== Instruction ==
Look below for the line that contains "Transcribe the text in this document.", then quote it and all the lines after it, exactly, with the pictures left out.

== Data for this task ==
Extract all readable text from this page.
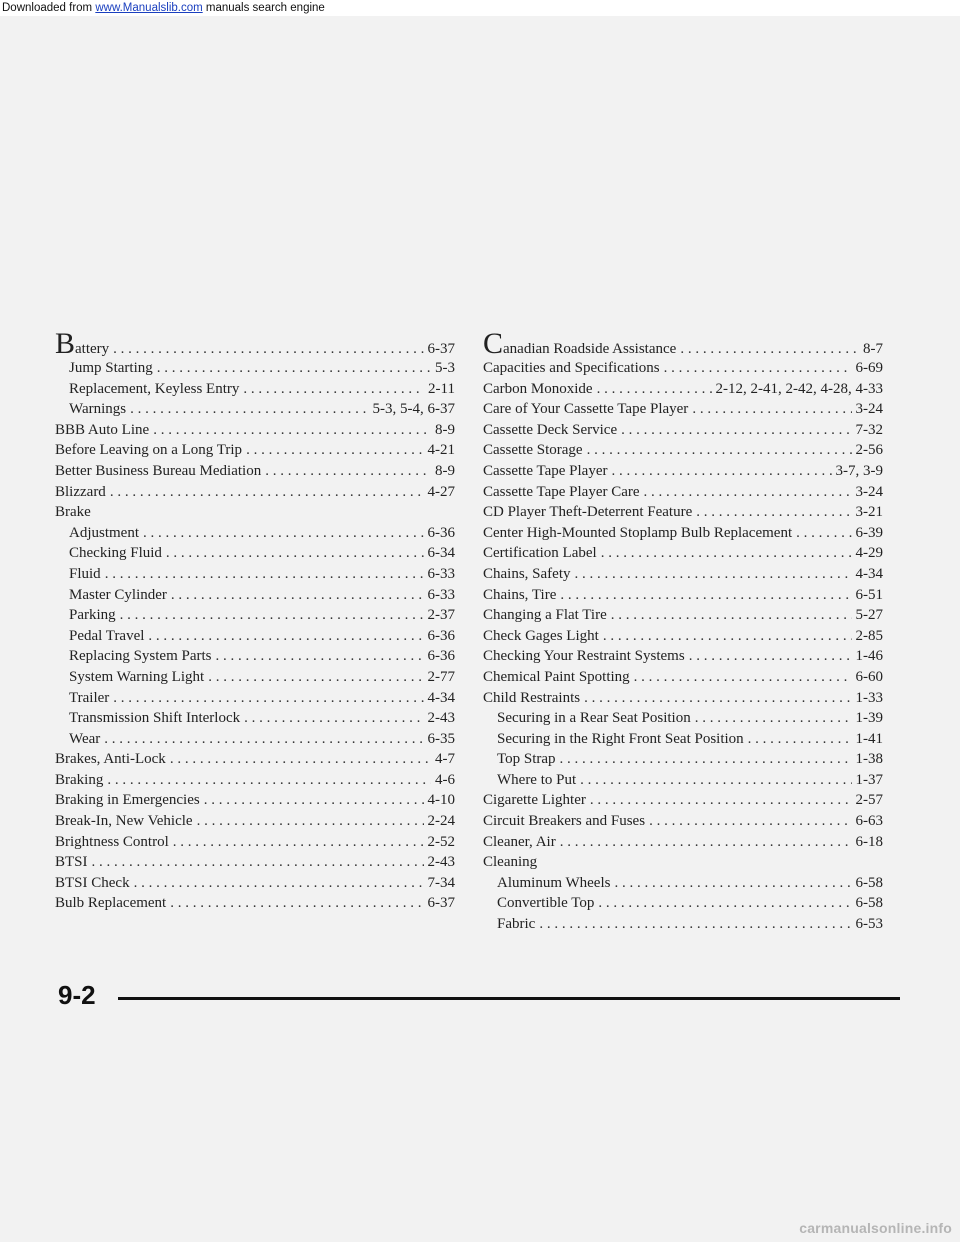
Downloaded from www.Manualslib.com manuals search engine
Battery . . .	6-37
Jump Starting . . .	5-3
Replacement, Keyless Entry . . .	2-11
Warnings . . .	5-3, 5-4, 6-37
BBB Auto Line . . .	8-9
Before Leaving on a Long Trip . . .	4-21
Better Business Bureau Mediation . . .	8-9
Blizzard . . .	4-27
Brake
Adjustment . . .	6-36
Checking Fluid . . .	6-34
Fluid . . .	6-33
Master Cylinder . . .	6-33
Parking . . .	2-37
Pedal Travel . . .	6-36
Replacing System Parts . . .	6-36
System Warning Light . . .	2-77
Trailer . . .	4-34
Transmission Shift Interlock . . .	2-43
Wear . . .	6-35
Brakes, Anti-Lock . . .	4-7
Braking . . .	4-6
Braking in Emergencies . . .	4-10
Break-In, New Vehicle . . .	2-24
Brightness Control . . .	2-52
BTSI . . .	2-43
BTSI Check . . .	7-34
Bulb Replacement . . .	6-37
Canadian Roadside Assistance . . .	8-7
Capacities and Specifications . . .	6-69
Carbon Monoxide . . .	2-12, 2-41, 2-42, 4-28, 4-33
Care of Your Cassette Tape Player . . .	3-24
Cassette Deck Service . . .	7-32
Cassette Storage . . .	2-56
Cassette Tape Player . . .	3-7, 3-9
Cassette Tape Player Care . . .	3-24
CD Player Theft-Deterrent Feature . . .	3-21
Center High-Mounted Stoplamp Bulb Replacement . . .	6-39
Certification Label . . .	4-29
Chains, Safety . . .	4-34
Chains, Tire . . .	6-51
Changing a Flat Tire . . .	5-27
Check Gages Light . . .	2-85
Checking Your Restraint Systems . . .	1-46
Chemical Paint Spotting . . .	6-60
Child Restraints . . .	1-33
Securing in a Rear Seat Position . . .	1-39
Securing in the Right Front Seat Position . . .	1-41
Top Strap . . .	1-38
Where to Put . . .	1-37
Cigarette Lighter . . .	2-57
Circuit Breakers and Fuses . . .	6-63
Cleaner, Air . . .	6-18
Cleaning
Aluminum Wheels . . .	6-58
Convertible Top . . .	6-58
Fabric . . .	6-53
9-2
carmanualsonline.info
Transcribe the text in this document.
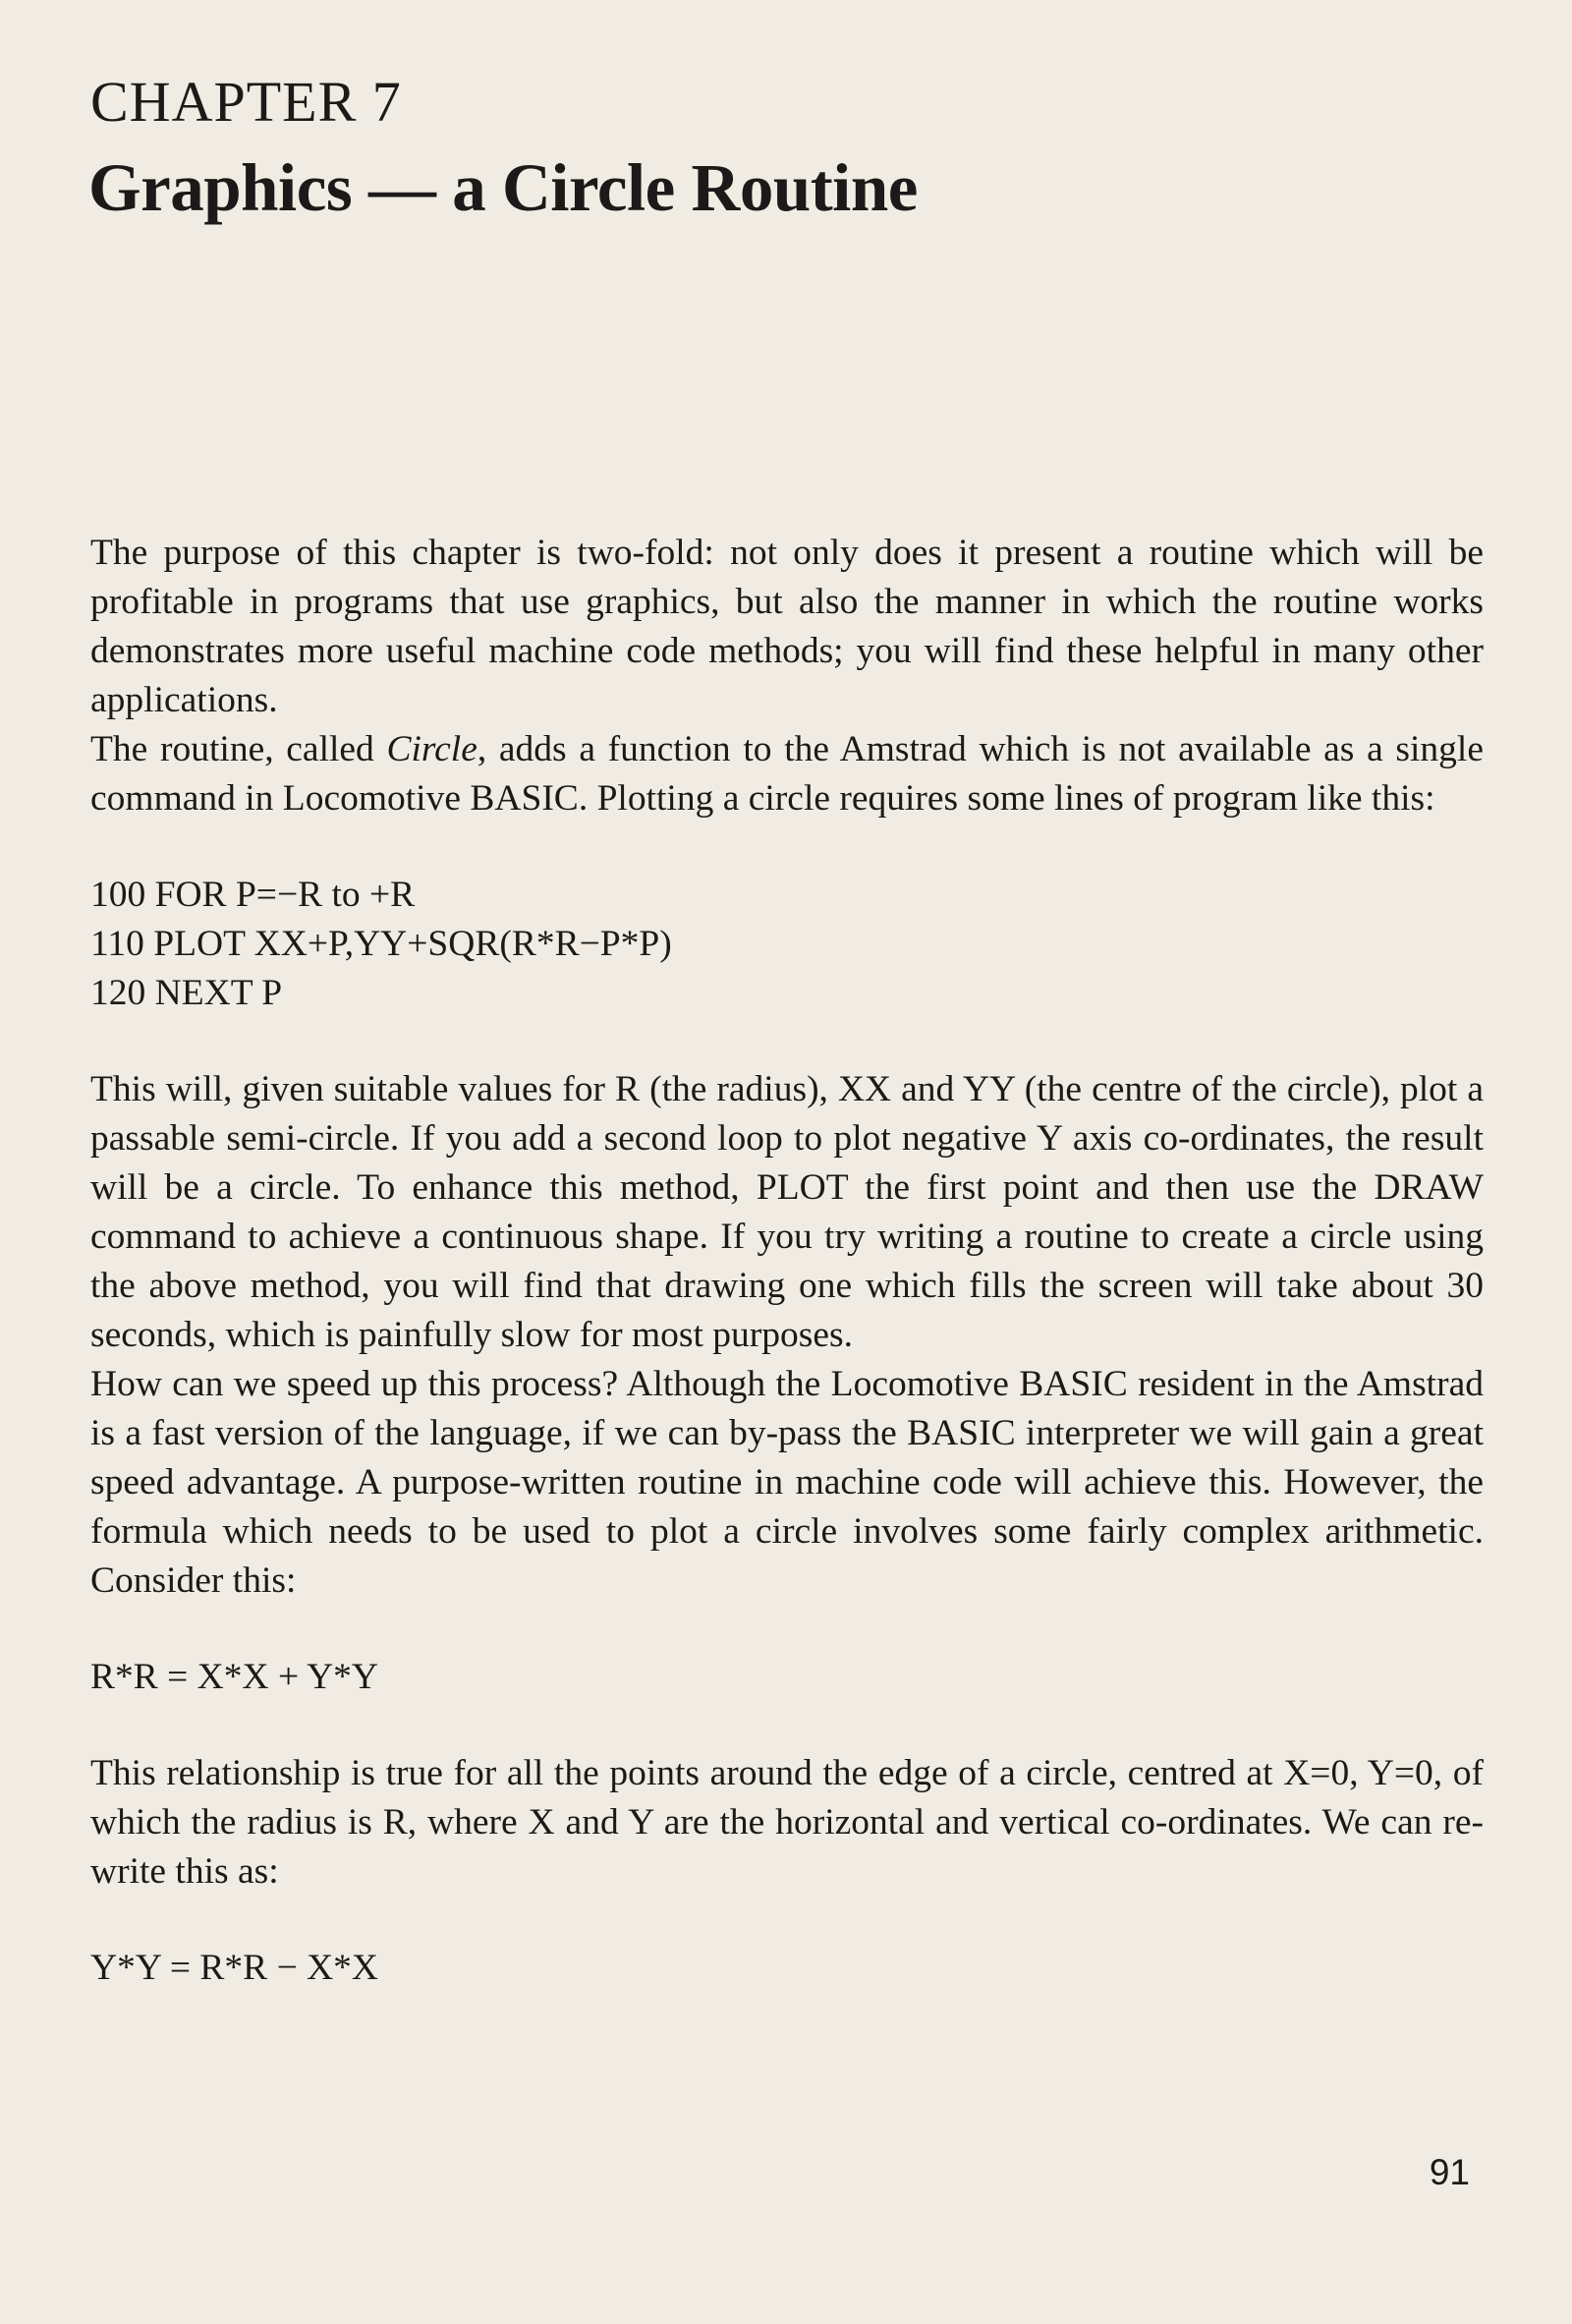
CHAPTER 7
Graphics — a Circle Routine

The purpose of this chapter is two-fold: not only does it present a routine which will be profitable in programs that use graphics, but also the manner in which the routine works demonstrates more useful machine code methods; you will find these helpful in many other applications.

The routine, called Circle, adds a function to the Amstrad which is not available as a single command in Locomotive BASIC. Plotting a circle requires some lines of program like this:

100 FOR P=−R to +R

110 PLOT XX+P,YY+SQR(R*R−P*P)

120 NEXT P

This will, given suitable values for R (the radius), XX and YY (the centre of the circle), plot a passable semi-circle. If you add a second loop to plot negative Y axis co-ordinates, the result will be a circle. To enhance this method, PLOT the first point and then use the DRAW command to achieve a continuous shape. If you try writing a routine to create a circle using the above method, you will find that drawing one which fills the screen will take about 30 seconds, which is painfully slow for most purposes.

How can we speed up this process? Although the Locomotive BASIC resident in the Amstrad is a fast version of the language, if we can by-pass the BASIC interpreter we will gain a great speed advantage. A purpose-written routine in machine code will achieve this. However, the formula which needs to be used to plot a circle involves some fairly complex arithmetic. Consider this:

R*R = X*X + Y*Y

This relationship is true for all the points around the edge of a circle, centred at X=0, Y=0, of which the radius is R, where X and Y are the horizontal and vertical co-ordinates. We can re-write this as:

Y*Y = R*R − X*X

91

== Completed task ==
Transcribe the text in this document.
CHAPTER 7
Graphics — a Circle Routine

The purpose of this chapter is two-fold: not only does it present a routine which will be profitable in programs that use graphics, but also the manner in which the routine works demonstrates more useful machine code methods; you will find these helpful in many other applications.

The routine, called Circle, adds a function to the Amstrad which is not available as a single command in Locomotive BASIC. Plotting a circle requires some lines of program like this:

100 FOR P=−R to +R

110 PLOT XX+P,YY+SQR(R*R−P*P)

120 NEXT P

This will, given suitable values for R (the radius), XX and YY (the centre of the circle), plot a passable semi-circle. If you add a second loop to plot negative Y axis co-ordinates, the result will be a circle. To enhance this method, PLOT the first point and then use the DRAW command to achieve a continuous shape. If you try writing a routine to create a circle using the above method, you will find that drawing one which fills the screen will take about 30 seconds, which is painfully slow for most purposes.

How can we speed up this process? Although the Locomotive BASIC resident in the Amstrad is a fast version of the language, if we can by-pass the BASIC interpreter we will gain a great speed advantage. A purpose-written routine in machine code will achieve this. However, the formula which needs to be used to plot a circle involves some fairly complex arithmetic. Consider this:

R*R = X*X + Y*Y

This relationship is true for all the points around the edge of a circle, centred at X=0, Y=0, of which the radius is R, where X and Y are the horizontal and vertical co-ordinates. We can re-write this as:

Y*Y = R*R − X*X

91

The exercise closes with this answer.